··· Material provided
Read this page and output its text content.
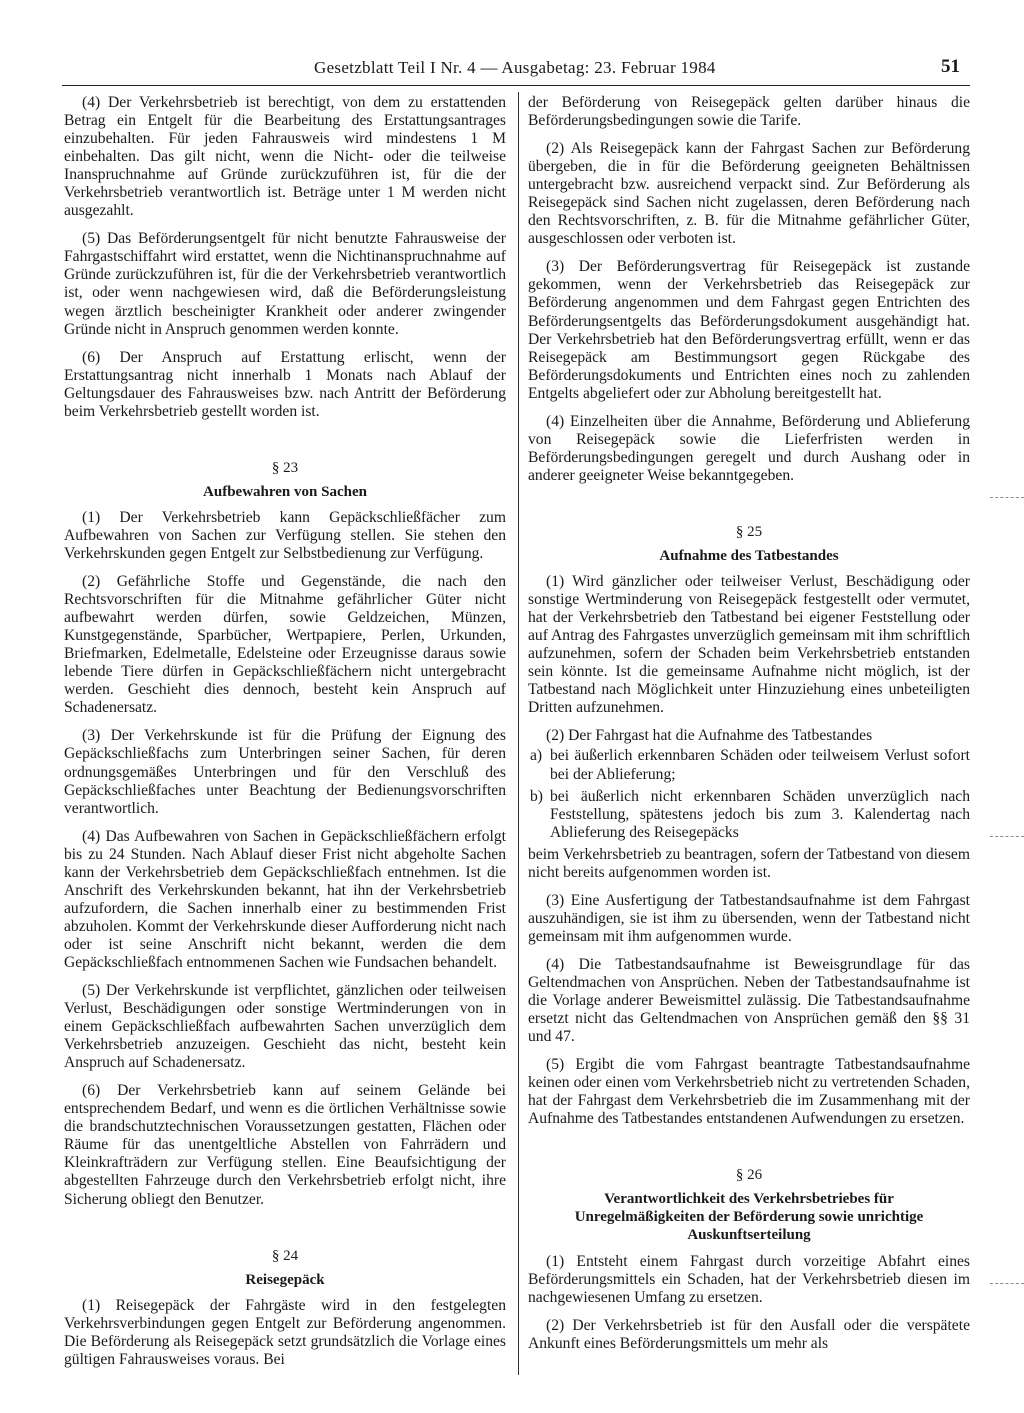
Gesetzblatt Teil I Nr. 4 — Ausgabetag: 23. Februar 1984	51

(4) Der Verkehrsbetrieb ist berechtigt, von dem zu erstattenden Betrag ein Entgelt für die Bearbeitung des Erstattungsantrages einzubehalten. Für jeden Fahrausweis wird mindestens 1 M einbehalten. Das gilt nicht, wenn die Nicht- oder die teilweise Inanspruchnahme auf Gründe zurückzuführen ist, für die der Verkehrsbetrieb verantwortlich ist. Beträge unter 1 M werden nicht ausgezahlt.

(5) Das Beförderungsentgelt für nicht benutzte Fahrausweise der Fahrgastschiffahrt wird erstattet, wenn die Nichtinanspruchnahme auf Gründe zurückzuführen ist, für die der Verkehrsbetrieb verantwortlich ist, oder wenn nachgewiesen wird, daß die Beförderungsleistung wegen ärztlich bescheinigter Krankheit oder anderer zwingender Gründe nicht in Anspruch genommen werden konnte.

(6) Der Anspruch auf Erstattung erlischt, wenn der Erstattungsantrag nicht innerhalb 1 Monats nach Ablauf der Geltungsdauer des Fahrausweises bzw. nach Antritt der Beförderung beim Verkehrsbetrieb gestellt worden ist.

§ 23
Aufbewahren von Sachen

(1) Der Verkehrsbetrieb kann Gepäckschließfächer zum Aufbewahren von Sachen zur Verfügung stellen. Sie stehen den Verkehrskunden gegen Entgelt zur Selbstbedienung zur Verfügung.

(2) Gefährliche Stoffe und Gegenstände, die nach den Rechtsvorschriften für die Mitnahme gefährlicher Güter nicht aufbewahrt werden dürfen, sowie Geldzeichen, Münzen, Kunstgegenstände, Sparbücher, Wertpapiere, Perlen, Urkunden, Briefmarken, Edelmetalle, Edelsteine oder Erzeugnisse daraus sowie lebende Tiere dürfen in Gepäckschließfächern nicht untergebracht werden. Geschieht dies dennoch, besteht kein Anspruch auf Schadenersatz.

(3) Der Verkehrskunde ist für die Prüfung der Eignung des Gepäckschließfachs zum Unterbringen seiner Sachen, für deren ordnungsgemäßes Unterbringen und für den Verschluß des Gepäckschließfaches unter Beachtung der Bedienungsvorschriften verantwortlich.

(4) Das Aufbewahren von Sachen in Gepäckschließfächern erfolgt bis zu 24 Stunden. Nach Ablauf dieser Frist nicht abgeholte Sachen kann der Verkehrsbetrieb dem Gepäckschließfach entnehmen. Ist die Anschrift des Verkehrskunden bekannt, hat ihn der Verkehrsbetrieb aufzufordern, die Sachen innerhalb einer zu bestimmenden Frist abzuholen. Kommt der Verkehrskunde dieser Aufforderung nicht nach oder ist seine Anschrift nicht bekannt, werden die dem Gepäckschließfach entnommenen Sachen wie Fundsachen behandelt.

(5) Der Verkehrskunde ist verpflichtet, gänzlichen oder teilweisen Verlust, Beschädigungen oder sonstige Wertminderungen von in einem Gepäckschließfach aufbewahrten Sachen unverzüglich dem Verkehrsbetrieb anzuzeigen. Geschieht das nicht, besteht kein Anspruch auf Schadenersatz.

(6) Der Verkehrsbetrieb kann auf seinem Gelände bei entsprechendem Bedarf, und wenn es die örtlichen Verhältnisse sowie die brandschutztechnischen Voraussetzungen gestatten, Flächen oder Räume für das unentgeltliche Abstellen von Fahrrädern und Kleinkrafträdern zur Verfügung stellen. Eine Beaufsichtigung der abgestellten Fahrzeuge durch den Verkehrsbetrieb erfolgt nicht, ihre Sicherung obliegt den Benutzer.

§ 24
Reisegepäck

(1) Reisegepäck der Fahrgäste wird in den festgelegten Verkehrsverbindungen gegen Entgelt zur Beförderung angenommen. Die Beförderung als Reisegepäck setzt grundsätzlich die Vorlage eines gültigen Fahrausweises voraus. Bei

der Beförderung von Reisegepäck gelten darüber hinaus die Beförderungsbedingungen sowie die Tarife.

(2) Als Reisegepäck kann der Fahrgast Sachen zur Beförderung übergeben, die in für die Beförderung geeigneten Behältnissen untergebracht bzw. ausreichend verpackt sind. Zur Beförderung als Reisegepäck sind Sachen nicht zugelassen, deren Beförderung nach den Rechtsvorschriften, z. B. für die Mitnahme gefährlicher Güter, ausgeschlossen oder verboten ist.

(3) Der Beförderungsvertrag für Reisegepäck ist zustande gekommen, wenn der Verkehrsbetrieb das Reisegepäck zur Beförderung angenommen und dem Fahrgast gegen Entrichten des Beförderungsentgelts das Beförderungsdokument ausgehändigt hat. Der Verkehrsbetrieb hat den Beförderungsvertrag erfüllt, wenn er das Reisegepäck am Bestimmungsort gegen Rückgabe des Beförderungsdokuments und Entrichten eines noch zu zahlenden Entgelts abgeliefert oder zur Abholung bereitgestellt hat.

(4) Einzelheiten über die Annahme, Beförderung und Ablieferung von Reisegepäck sowie die Lieferfristen werden in Beförderungsbedingungen geregelt und durch Aushang oder in anderer geeigneter Weise bekanntgegeben.

§ 25
Aufnahme des Tatbestandes

(1) Wird gänzlicher oder teilweiser Verlust, Beschädigung oder sonstige Wertminderung von Reisegepäck festgestellt oder vermutet, hat der Verkehrsbetrieb den Tatbestand bei eigener Feststellung oder auf Antrag des Fahrgastes unverzüglich gemeinsam mit ihm schriftlich aufzunehmen, sofern der Schaden beim Verkehrsbetrieb entstanden sein könnte. Ist die gemeinsame Aufnahme nicht möglich, ist der Tatbestand nach Möglichkeit unter Hinzuziehung eines unbeteiligten Dritten aufzunehmen.

(2) Der Fahrgast hat die Aufnahme des Tatbestandes

a) bei äußerlich erkennbaren Schäden oder teilweisem Verlust sofort bei der Ablieferung;
b) bei äußerlich nicht erkennbaren Schäden unverzüglich nach Feststellung, spätestens jedoch bis zum 3. Kalendertag nach Ablieferung des Reisegepäcks

beim Verkehrsbetrieb zu beantragen, sofern der Tatbestand von diesem nicht bereits aufgenommen worden ist.

(3) Eine Ausfertigung der Tatbestandsaufnahme ist dem Fahrgast auszuhändigen, sie ist ihm zu übersenden, wenn der Tatbestand nicht gemeinsam mit ihm aufgenommen wurde.

(4) Die Tatbestandsaufnahme ist Beweisgrundlage für das Geltendmachen von Ansprüchen. Neben der Tatbestandsaufnahme ist die Vorlage anderer Beweismittel zulässig. Die Tatbestandsaufnahme ersetzt nicht das Geltendmachen von Ansprüchen gemäß den §§ 31 und 47.

(5) Ergibt die vom Fahrgast beantragte Tatbestandsaufnahme keinen oder einen vom Verkehrsbetrieb nicht zu vertretenden Schaden, hat der Fahrgast dem Verkehrsbetrieb die im Zusammenhang mit der Aufnahme des Tatbestandes entstandenen Aufwendungen zu ersetzen.

§ 26
Verantwortlichkeit des Verkehrsbetriebes für Unregelmäßigkeiten der Beförderung sowie unrichtige Auskunftserteilung

(1) Entsteht einem Fahrgast durch vorzeitige Abfahrt eines Beförderungsmittels ein Schaden, hat der Verkehrsbetrieb diesen im nachgewiesenen Umfang zu ersetzen.

(2) Der Verkehrsbetrieb ist für den Ausfall oder die verspätete Ankunft eines Beförderungsmittels um mehr als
······
• Exercise instructions: Set down all of the material word for word, minus its pictures.

• Exercise response:
Read this page and output its text content.
Gesetzblatt Teil I Nr. 4 — Ausgabetag: 23. Februar 1984	51

(4) Der Verkehrsbetrieb ist berechtigt, von dem zu erstattenden Betrag ein Entgelt für die Bearbeitung des Erstattungsantrages einzubehalten. Für jeden Fahrausweis wird mindestens 1 M einbehalten. Das gilt nicht, wenn die Nicht- oder die teilweise Inanspruchnahme auf Gründe zurückzuführen ist, für die der Verkehrsbetrieb verantwortlich ist. Beträge unter 1 M werden nicht ausgezahlt.

(5) Das Beförderungsentgelt für nicht benutzte Fahrausweise der Fahrgastschiffahrt wird erstattet, wenn die Nichtinanspruchnahme auf Gründe zurückzuführen ist, für die der Verkehrsbetrieb verantwortlich ist, oder wenn nachgewiesen wird, daß die Beförderungsleistung wegen ärztlich bescheinigter Krankheit oder anderer zwingender Gründe nicht in Anspruch genommen werden konnte.

(6) Der Anspruch auf Erstattung erlischt, wenn der Erstattungsantrag nicht innerhalb 1 Monats nach Ablauf der Geltungsdauer des Fahrausweises bzw. nach Antritt der Beförderung beim Verkehrsbetrieb gestellt worden ist.

§ 23
Aufbewahren von Sachen

(1) Der Verkehrsbetrieb kann Gepäckschließfächer zum Aufbewahren von Sachen zur Verfügung stellen. Sie stehen den Verkehrskunden gegen Entgelt zur Selbstbedienung zur Verfügung.

(2) Gefährliche Stoffe und Gegenstände, die nach den Rechtsvorschriften für die Mitnahme gefährlicher Güter nicht aufbewahrt werden dürfen, sowie Geldzeichen, Münzen, Kunstgegenstände, Sparbücher, Wertpapiere, Perlen, Urkunden, Briefmarken, Edelmetalle, Edelsteine oder Erzeugnisse daraus sowie lebende Tiere dürfen in Gepäckschließfächern nicht untergebracht werden. Geschieht dies dennoch, besteht kein Anspruch auf Schadenersatz.

(3) Der Verkehrskunde ist für die Prüfung der Eignung des Gepäckschließfachs zum Unterbringen seiner Sachen, für deren ordnungsgemäßes Unterbringen und für den Verschluß des Gepäckschließfaches unter Beachtung der Bedienungsvorschriften verantwortlich.

(4) Das Aufbewahren von Sachen in Gepäckschließfächern erfolgt bis zu 24 Stunden. Nach Ablauf dieser Frist nicht abgeholte Sachen kann der Verkehrsbetrieb dem Gepäckschließfach entnehmen. Ist die Anschrift des Verkehrskunden bekannt, hat ihn der Verkehrsbetrieb aufzufordern, die Sachen innerhalb einer zu bestimmenden Frist abzuholen. Kommt der Verkehrskunde dieser Aufforderung nicht nach oder ist seine Anschrift nicht bekannt, werden die dem Gepäckschließfach entnommenen Sachen wie Fundsachen behandelt.

(5) Der Verkehrskunde ist verpflichtet, gänzlichen oder teilweisen Verlust, Beschädigungen oder sonstige Wertminderungen von in einem Gepäckschließfach aufbewahrten Sachen unverzüglich dem Verkehrsbetrieb anzuzeigen. Geschieht das nicht, besteht kein Anspruch auf Schadenersatz.

(6) Der Verkehrsbetrieb kann auf seinem Gelände bei entsprechendem Bedarf, und wenn es die örtlichen Verhältnisse sowie die brandschutztechnischen Voraussetzungen gestatten, Flächen oder Räume für das unentgeltliche Abstellen von Fahrrädern und Kleinkrafträdern zur Verfügung stellen. Eine Beaufsichtigung der abgestellten Fahrzeuge durch den Verkehrsbetrieb erfolgt nicht, ihre Sicherung obliegt den Benutzer.

§ 24
Reisegepäck

(1) Reisegepäck der Fahrgäste wird in den festgelegten Verkehrsverbindungen gegen Entgelt zur Beförderung angenommen. Die Beförderung als Reisegepäck setzt grundsätzlich die Vorlage eines gültigen Fahrausweises voraus. Bei

der Beförderung von Reisegepäck gelten darüber hinaus die Beförderungsbedingungen sowie die Tarife.

(2) Als Reisegepäck kann der Fahrgast Sachen zur Beförderung übergeben, die in für die Beförderung geeigneten Behältnissen untergebracht bzw. ausreichend verpackt sind. Zur Beförderung als Reisegepäck sind Sachen nicht zugelassen, deren Beförderung nach den Rechtsvorschriften, z. B. für die Mitnahme gefährlicher Güter, ausgeschlossen oder verboten ist.

(3) Der Beförderungsvertrag für Reisegepäck ist zustande gekommen, wenn der Verkehrsbetrieb das Reisegepäck zur Beförderung angenommen und dem Fahrgast gegen Entrichten des Beförderungsentgelts das Beförderungsdokument ausgehändigt hat. Der Verkehrsbetrieb hat den Beförderungsvertrag erfüllt, wenn er das Reisegepäck am Bestimmungsort gegen Rückgabe des Beförderungsdokuments und Entrichten eines noch zu zahlenden Entgelts abgeliefert oder zur Abholung bereitgestellt hat.

(4) Einzelheiten über die Annahme, Beförderung und Ablieferung von Reisegepäck sowie die Lieferfristen werden in Beförderungsbedingungen geregelt und durch Aushang oder in anderer geeigneter Weise bekanntgegeben.

§ 25
Aufnahme des Tatbestandes

(1) Wird gänzlicher oder teilweiser Verlust, Beschädigung oder sonstige Wertminderung von Reisegepäck festgestellt oder vermutet, hat der Verkehrsbetrieb den Tatbestand bei eigener Feststellung oder auf Antrag des Fahrgastes unverzüglich gemeinsam mit ihm schriftlich aufzunehmen, sofern der Schaden beim Verkehrsbetrieb entstanden sein könnte. Ist die gemeinsame Aufnahme nicht möglich, ist der Tatbestand nach Möglichkeit unter Hinzuziehung eines unbeteiligten Dritten aufzunehmen.

(2) Der Fahrgast hat die Aufnahme des Tatbestandes

a) bei äußerlich erkennbaren Schäden oder teilweisem Verlust sofort bei der Ablieferung;
b) bei äußerlich nicht erkennbaren Schäden unverzüglich nach Feststellung, spätestens jedoch bis zum 3. Kalendertag nach Ablieferung des Reisegepäcks

beim Verkehrsbetrieb zu beantragen, sofern der Tatbestand von diesem nicht bereits aufgenommen worden ist.

(3) Eine Ausfertigung der Tatbestandsaufnahme ist dem Fahrgast auszuhändigen, sie ist ihm zu übersenden, wenn der Tatbestand nicht gemeinsam mit ihm aufgenommen wurde.

(4) Die Tatbestandsaufnahme ist Beweisgrundlage für das Geltendmachen von Ansprüchen. Neben der Tatbestandsaufnahme ist die Vorlage anderer Beweismittel zulässig. Die Tatbestandsaufnahme ersetzt nicht das Geltendmachen von Ansprüchen gemäß den §§ 31 und 47.

(5) Ergibt die vom Fahrgast beantragte Tatbestandsaufnahme keinen oder einen vom Verkehrsbetrieb nicht zu vertretenden Schaden, hat der Fahrgast dem Verkehrsbetrieb die im Zusammenhang mit der Aufnahme des Tatbestandes entstandenen Aufwendungen zu ersetzen.

§ 26
Verantwortlichkeit des Verkehrsbetriebes für Unregelmäßigkeiten der Beförderung sowie unrichtige Auskunftserteilung

(1) Entsteht einem Fahrgast durch vorzeitige Abfahrt eines Beförderungsmittels ein Schaden, hat der Verkehrsbetrieb diesen im nachgewiesenen Umfang zu ersetzen.

(2) Der Verkehrsbetrieb ist für den Ausfall oder die verspätete Ankunft eines Beförderungsmittels um mehr als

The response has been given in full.